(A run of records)
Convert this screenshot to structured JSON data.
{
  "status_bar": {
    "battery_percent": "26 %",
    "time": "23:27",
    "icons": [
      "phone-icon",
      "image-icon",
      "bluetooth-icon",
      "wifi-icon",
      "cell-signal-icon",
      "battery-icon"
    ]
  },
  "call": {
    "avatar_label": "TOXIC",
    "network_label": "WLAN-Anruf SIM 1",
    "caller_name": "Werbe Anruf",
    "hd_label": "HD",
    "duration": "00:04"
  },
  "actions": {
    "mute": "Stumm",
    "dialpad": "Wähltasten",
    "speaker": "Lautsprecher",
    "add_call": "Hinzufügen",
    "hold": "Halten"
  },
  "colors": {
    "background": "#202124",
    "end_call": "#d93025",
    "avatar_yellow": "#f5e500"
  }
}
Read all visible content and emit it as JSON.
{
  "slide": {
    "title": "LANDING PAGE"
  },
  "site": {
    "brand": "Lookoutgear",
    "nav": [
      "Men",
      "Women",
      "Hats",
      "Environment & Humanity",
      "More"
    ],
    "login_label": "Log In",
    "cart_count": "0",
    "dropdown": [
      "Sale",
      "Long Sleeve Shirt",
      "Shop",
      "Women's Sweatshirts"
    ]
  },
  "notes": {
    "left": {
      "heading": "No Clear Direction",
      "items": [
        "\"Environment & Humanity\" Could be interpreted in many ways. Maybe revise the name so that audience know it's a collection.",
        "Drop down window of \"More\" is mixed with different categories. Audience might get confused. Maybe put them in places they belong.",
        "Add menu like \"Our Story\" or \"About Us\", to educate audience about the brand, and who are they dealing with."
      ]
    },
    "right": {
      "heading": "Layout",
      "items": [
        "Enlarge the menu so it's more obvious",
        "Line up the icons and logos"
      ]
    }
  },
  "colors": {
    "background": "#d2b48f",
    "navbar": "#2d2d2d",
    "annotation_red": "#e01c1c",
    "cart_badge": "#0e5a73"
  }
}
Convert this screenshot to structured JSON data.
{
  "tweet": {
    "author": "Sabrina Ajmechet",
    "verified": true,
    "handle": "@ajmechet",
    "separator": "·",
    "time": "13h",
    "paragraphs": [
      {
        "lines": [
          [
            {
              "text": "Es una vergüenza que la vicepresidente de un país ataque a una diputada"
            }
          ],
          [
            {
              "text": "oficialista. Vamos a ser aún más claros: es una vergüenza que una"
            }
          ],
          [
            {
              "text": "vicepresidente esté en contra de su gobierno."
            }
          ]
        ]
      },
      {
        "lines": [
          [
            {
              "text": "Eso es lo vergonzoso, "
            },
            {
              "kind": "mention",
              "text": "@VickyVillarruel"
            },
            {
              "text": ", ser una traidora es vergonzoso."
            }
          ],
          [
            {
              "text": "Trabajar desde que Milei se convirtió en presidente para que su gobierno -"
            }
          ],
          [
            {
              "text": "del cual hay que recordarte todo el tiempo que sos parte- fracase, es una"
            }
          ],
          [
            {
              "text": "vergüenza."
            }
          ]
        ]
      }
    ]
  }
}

Task objective
Search the listing for the string "vergüenza". Copy each line where it turns up.

Response to the exercise
              "text": "Es una vergüenza que la vicepresidente de un país ataque a una diputada"
              "text": "oficialista. Vamos a ser aún más claros: es una vergüenza que una"
              "text": "vergüenza."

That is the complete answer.